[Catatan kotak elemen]

..........

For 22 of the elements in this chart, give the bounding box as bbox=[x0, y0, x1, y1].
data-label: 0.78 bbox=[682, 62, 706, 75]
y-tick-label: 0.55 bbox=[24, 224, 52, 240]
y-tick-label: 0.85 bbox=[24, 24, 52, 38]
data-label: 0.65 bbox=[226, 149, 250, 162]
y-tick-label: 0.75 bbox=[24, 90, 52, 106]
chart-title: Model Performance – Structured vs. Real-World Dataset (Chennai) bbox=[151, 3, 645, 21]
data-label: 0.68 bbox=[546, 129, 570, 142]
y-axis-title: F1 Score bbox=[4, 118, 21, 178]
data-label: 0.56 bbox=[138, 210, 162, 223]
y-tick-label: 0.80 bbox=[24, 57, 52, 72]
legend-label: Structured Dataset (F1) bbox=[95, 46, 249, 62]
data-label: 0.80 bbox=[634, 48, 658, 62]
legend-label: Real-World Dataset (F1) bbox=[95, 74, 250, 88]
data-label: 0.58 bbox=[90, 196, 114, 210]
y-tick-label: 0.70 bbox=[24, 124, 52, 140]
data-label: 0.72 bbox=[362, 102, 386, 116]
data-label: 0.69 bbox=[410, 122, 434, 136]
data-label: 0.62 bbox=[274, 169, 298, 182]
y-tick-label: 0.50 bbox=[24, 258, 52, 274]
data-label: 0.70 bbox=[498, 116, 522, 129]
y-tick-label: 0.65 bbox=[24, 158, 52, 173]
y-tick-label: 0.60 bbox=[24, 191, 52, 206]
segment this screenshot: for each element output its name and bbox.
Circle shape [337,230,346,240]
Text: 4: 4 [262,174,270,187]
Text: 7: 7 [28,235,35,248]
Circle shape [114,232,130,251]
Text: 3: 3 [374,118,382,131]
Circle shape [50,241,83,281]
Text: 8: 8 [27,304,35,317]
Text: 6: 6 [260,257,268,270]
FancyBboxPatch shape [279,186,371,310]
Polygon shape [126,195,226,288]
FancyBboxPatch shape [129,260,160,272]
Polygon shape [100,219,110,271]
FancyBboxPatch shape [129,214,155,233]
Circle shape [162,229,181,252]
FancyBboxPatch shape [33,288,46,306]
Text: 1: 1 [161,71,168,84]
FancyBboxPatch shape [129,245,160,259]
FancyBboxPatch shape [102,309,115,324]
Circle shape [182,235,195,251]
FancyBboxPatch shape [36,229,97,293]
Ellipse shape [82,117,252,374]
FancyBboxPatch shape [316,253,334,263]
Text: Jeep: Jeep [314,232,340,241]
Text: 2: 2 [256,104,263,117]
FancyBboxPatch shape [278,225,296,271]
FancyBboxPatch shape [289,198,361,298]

..........

* **Tujuan Tugas**:
Bisakah Anda menyalin ulang semua baris catatan kotak elemen di atas persis sama, tanpa mengubah satu karakter pun?

* **Jawaban Tertulis**:
For 22 of the elements in this chart, give the bounding box as bbox=[x0, y0, x1, y1].
data-label: 0.78 bbox=[682, 62, 706, 75]
y-tick-label: 0.55 bbox=[24, 224, 52, 240]
y-tick-label: 0.85 bbox=[24, 24, 52, 38]
data-label: 0.65 bbox=[226, 149, 250, 162]
y-tick-label: 0.75 bbox=[24, 90, 52, 106]
chart-title: Model Performance – Structured vs. Real-World Dataset (Chennai) bbox=[151, 3, 645, 21]
data-label: 0.68 bbox=[546, 129, 570, 142]
y-axis-title: F1 Score bbox=[4, 118, 21, 178]
data-label: 0.56 bbox=[138, 210, 162, 223]
y-tick-label: 0.80 bbox=[24, 57, 52, 72]
legend-label: Structured Dataset (F1) bbox=[95, 46, 249, 62]
data-label: 0.80 bbox=[634, 48, 658, 62]
legend-label: Real-World Dataset (F1) bbox=[95, 74, 250, 88]
data-label: 0.58 bbox=[90, 196, 114, 210]
y-tick-label: 0.70 bbox=[24, 124, 52, 140]
data-label: 0.72 bbox=[362, 102, 386, 116]
data-label: 0.69 bbox=[410, 122, 434, 136]
data-label: 0.62 bbox=[274, 169, 298, 182]
y-tick-label: 0.50 bbox=[24, 258, 52, 274]
data-label: 0.70 bbox=[498, 116, 522, 129]
y-tick-label: 0.65 bbox=[24, 158, 52, 173]
y-tick-label: 0.60 bbox=[24, 191, 52, 206]
segment this screenshot: for each element output its name and bbox.
Circle shape [337,230,346,240]
Text: 4: 4 [262,174,270,187]
Text: 7: 7 [28,235,35,248]
Circle shape [114,232,130,251]
Text: 3: 3 [374,118,382,131]
Circle shape [50,241,83,281]
Text: 8: 8 [27,304,35,317]
Text: 6: 6 [260,257,268,270]
FancyBboxPatch shape [279,186,371,310]
Polygon shape [126,195,226,288]
FancyBboxPatch shape [129,260,160,272]
Polygon shape [100,219,110,271]
FancyBboxPatch shape [129,214,155,233]
Circle shape [162,229,181,252]
FancyBboxPatch shape [33,288,46,306]
Text: 1: 1 [161,71,168,84]
FancyBboxPatch shape [129,245,160,259]
FancyBboxPatch shape [102,309,115,324]
Circle shape [182,235,195,251]
FancyBboxPatch shape [36,229,97,293]
Ellipse shape [82,117,252,374]
FancyBboxPatch shape [316,253,334,263]
Text: Jeep: Jeep [314,232,340,241]
Text: 2: 2 [256,104,263,117]
FancyBboxPatch shape [278,225,296,271]
FancyBboxPatch shape [289,198,361,298]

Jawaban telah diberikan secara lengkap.